▶ Data entries:
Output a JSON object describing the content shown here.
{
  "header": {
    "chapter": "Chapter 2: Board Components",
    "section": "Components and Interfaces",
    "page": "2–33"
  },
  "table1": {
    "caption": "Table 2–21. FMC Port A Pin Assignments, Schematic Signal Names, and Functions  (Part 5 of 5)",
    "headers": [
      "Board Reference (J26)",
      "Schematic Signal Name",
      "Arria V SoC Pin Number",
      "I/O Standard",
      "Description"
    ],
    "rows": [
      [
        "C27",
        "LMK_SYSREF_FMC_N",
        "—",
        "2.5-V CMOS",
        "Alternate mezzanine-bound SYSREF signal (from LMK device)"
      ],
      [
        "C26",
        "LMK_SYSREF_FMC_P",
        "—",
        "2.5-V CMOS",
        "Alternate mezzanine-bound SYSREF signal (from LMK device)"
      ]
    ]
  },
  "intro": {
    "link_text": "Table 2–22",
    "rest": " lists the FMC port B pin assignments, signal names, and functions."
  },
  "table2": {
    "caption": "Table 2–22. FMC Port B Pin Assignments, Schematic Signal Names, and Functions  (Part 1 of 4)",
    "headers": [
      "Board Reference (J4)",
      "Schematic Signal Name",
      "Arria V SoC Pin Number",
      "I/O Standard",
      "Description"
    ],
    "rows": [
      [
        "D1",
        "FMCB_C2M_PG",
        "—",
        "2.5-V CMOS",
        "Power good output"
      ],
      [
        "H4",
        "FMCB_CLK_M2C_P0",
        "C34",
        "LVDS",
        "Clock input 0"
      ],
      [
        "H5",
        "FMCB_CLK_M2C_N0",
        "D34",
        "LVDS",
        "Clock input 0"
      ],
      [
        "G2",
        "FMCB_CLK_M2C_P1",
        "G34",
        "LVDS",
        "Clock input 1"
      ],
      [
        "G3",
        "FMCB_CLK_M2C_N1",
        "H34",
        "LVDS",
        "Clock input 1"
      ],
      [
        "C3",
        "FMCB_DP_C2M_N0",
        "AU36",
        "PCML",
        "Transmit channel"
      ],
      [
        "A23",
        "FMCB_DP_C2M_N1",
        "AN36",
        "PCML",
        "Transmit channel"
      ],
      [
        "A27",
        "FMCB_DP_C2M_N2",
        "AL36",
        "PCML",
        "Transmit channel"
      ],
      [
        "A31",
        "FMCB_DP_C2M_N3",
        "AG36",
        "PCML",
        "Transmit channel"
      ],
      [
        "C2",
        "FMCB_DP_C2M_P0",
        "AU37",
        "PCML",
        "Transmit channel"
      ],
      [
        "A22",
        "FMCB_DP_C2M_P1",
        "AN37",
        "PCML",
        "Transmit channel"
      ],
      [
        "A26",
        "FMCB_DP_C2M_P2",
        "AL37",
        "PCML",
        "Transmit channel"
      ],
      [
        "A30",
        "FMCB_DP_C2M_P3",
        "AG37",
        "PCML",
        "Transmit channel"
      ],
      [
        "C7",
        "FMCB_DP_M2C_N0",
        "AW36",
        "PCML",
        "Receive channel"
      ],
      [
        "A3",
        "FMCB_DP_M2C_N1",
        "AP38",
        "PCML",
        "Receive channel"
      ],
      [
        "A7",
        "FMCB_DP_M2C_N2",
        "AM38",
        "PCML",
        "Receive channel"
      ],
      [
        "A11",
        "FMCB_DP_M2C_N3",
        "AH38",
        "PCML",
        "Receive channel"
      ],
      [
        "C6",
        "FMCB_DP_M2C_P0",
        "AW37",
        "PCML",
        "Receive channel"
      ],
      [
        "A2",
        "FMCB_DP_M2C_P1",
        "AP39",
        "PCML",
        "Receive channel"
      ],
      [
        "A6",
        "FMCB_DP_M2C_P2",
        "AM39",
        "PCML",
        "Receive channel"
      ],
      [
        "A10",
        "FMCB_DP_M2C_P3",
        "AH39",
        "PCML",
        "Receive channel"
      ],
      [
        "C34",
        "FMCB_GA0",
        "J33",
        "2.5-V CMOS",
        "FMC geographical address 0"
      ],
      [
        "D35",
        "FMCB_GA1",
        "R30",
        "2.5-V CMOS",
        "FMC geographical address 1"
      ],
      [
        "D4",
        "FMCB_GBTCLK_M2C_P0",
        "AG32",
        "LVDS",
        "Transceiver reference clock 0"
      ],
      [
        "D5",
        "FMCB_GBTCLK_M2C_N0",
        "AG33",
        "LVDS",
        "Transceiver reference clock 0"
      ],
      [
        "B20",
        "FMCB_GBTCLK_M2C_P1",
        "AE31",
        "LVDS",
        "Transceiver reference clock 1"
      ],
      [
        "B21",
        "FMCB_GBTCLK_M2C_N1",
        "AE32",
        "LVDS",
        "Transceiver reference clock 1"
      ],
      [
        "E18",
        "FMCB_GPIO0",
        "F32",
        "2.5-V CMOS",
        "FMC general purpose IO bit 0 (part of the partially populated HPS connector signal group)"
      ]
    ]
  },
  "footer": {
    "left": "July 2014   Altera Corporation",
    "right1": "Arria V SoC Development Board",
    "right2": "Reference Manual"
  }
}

▶ Job:
Transcribe each entry exactly.

▶ Written answer:
Output a JSON object describing the content shown here.
{
  "header": {
    "chapter": "Chapter 2: Board Components",
    "section": "Components and Interfaces",
    "page": "2–33"
  },
  "table1": {
    "caption": "Table 2–21. FMC Port A Pin Assignments, Schematic Signal Names, and Functions  (Part 5 of 5)",
    "headers": [
      "Board Reference (J26)",
      "Schematic Signal Name",
      "Arria V SoC Pin Number",
      "I/O Standard",
      "Description"
    ],
    "rows": [
      [
        "C27",
        "LMK_SYSREF_FMC_N",
        "—",
        "2.5-V CMOS",
        "Alternate mezzanine-bound SYSREF signal (from LMK device)"
      ],
      [
        "C26",
        "LMK_SYSREF_FMC_P",
        "—",
        "2.5-V CMOS",
        "Alternate mezzanine-bound SYSREF signal (from LMK device)"
      ]
    ]
  },
  "intro": {
    "link_text": "Table 2–22",
    "rest": " lists the FMC port B pin assignments, signal names, and functions."
  },
  "table2": {
    "caption": "Table 2–22. FMC Port B Pin Assignments, Schematic Signal Names, and Functions  (Part 1 of 4)",
    "headers": [
      "Board Reference (J4)",
      "Schematic Signal Name",
      "Arria V SoC Pin Number",
      "I/O Standard",
      "Description"
    ],
    "rows": [
      [
        "D1",
        "FMCB_C2M_PG",
        "—",
        "2.5-V CMOS",
        "Power good output"
      ],
      [
        "H4",
        "FMCB_CLK_M2C_P0",
        "C34",
        "LVDS",
        "Clock input 0"
      ],
      [
        "H5",
        "FMCB_CLK_M2C_N0",
        "D34",
        "LVDS",
        "Clock input 0"
      ],
      [
        "G2",
        "FMCB_CLK_M2C_P1",
        "G34",
        "LVDS",
        "Clock input 1"
      ],
      [
        "G3",
        "FMCB_CLK_M2C_N1",
        "H34",
        "LVDS",
        "Clock input 1"
      ],
      [
        "C3",
        "FMCB_DP_C2M_N0",
        "AU36",
        "PCML",
        "Transmit channel"
      ],
      [
        "A23",
        "FMCB_DP_C2M_N1",
        "AN36",
        "PCML",
        "Transmit channel"
      ],
      [
        "A27",
        "FMCB_DP_C2M_N2",
        "AL36",
        "PCML",
        "Transmit channel"
      ],
      [
        "A31",
        "FMCB_DP_C2M_N3",
        "AG36",
        "PCML",
        "Transmit channel"
      ],
      [
        "C2",
        "FMCB_DP_C2M_P0",
        "AU37",
        "PCML",
        "Transmit channel"
      ],
      [
        "A22",
        "FMCB_DP_C2M_P1",
        "AN37",
        "PCML",
        "Transmit channel"
      ],
      [
        "A26",
        "FMCB_DP_C2M_P2",
        "AL37",
        "PCML",
        "Transmit channel"
      ],
      [
        "A30",
        "FMCB_DP_C2M_P3",
        "AG37",
        "PCML",
        "Transmit channel"
      ],
      [
        "C7",
        "FMCB_DP_M2C_N0",
        "AW36",
        "PCML",
        "Receive channel"
      ],
      [
        "A3",
        "FMCB_DP_M2C_N1",
        "AP38",
        "PCML",
        "Receive channel"
      ],
      [
        "A7",
        "FMCB_DP_M2C_N2",
        "AM38",
        "PCML",
        "Receive channel"
      ],
      [
        "A11",
        "FMCB_DP_M2C_N3",
        "AH38",
        "PCML",
        "Receive channel"
      ],
      [
        "C6",
        "FMCB_DP_M2C_P0",
        "AW37",
        "PCML",
        "Receive channel"
      ],
      [
        "A2",
        "FMCB_DP_M2C_P1",
        "AP39",
        "PCML",
        "Receive channel"
      ],
      [
        "A6",
        "FMCB_DP_M2C_P2",
        "AM39",
        "PCML",
        "Receive channel"
      ],
      [
        "A10",
        "FMCB_DP_M2C_P3",
        "AH39",
        "PCML",
        "Receive channel"
      ],
      [
        "C34",
        "FMCB_GA0",
        "J33",
        "2.5-V CMOS",
        "FMC geographical address 0"
      ],
      [
        "D35",
        "FMCB_GA1",
        "R30",
        "2.5-V CMOS",
        "FMC geographical address 1"
      ],
      [
        "D4",
        "FMCB_GBTCLK_M2C_P0",
        "AG32",
        "LVDS",
        "Transceiver reference clock 0"
      ],
      [
        "D5",
        "FMCB_GBTCLK_M2C_N0",
        "AG33",
        "LVDS",
        "Transceiver reference clock 0"
      ],
      [
        "B20",
        "FMCB_GBTCLK_M2C_P1",
        "AE31",
        "LVDS",
        "Transceiver reference clock 1"
      ],
      [
        "B21",
        "FMCB_GBTCLK_M2C_N1",
        "AE32",
        "LVDS",
        "Transceiver reference clock 1"
      ],
      [
        "E18",
        "FMCB_GPIO0",
        "F32",
        "2.5-V CMOS",
        "FMC general purpose IO bit 0 (part of the partially populated HPS connector signal group)"
      ]
    ]
  },
  "footer": {
    "left": "July 2014   Altera Corporation",
    "right1": "Arria V SoC Development Board",
    "right2": "Reference Manual"
  }
}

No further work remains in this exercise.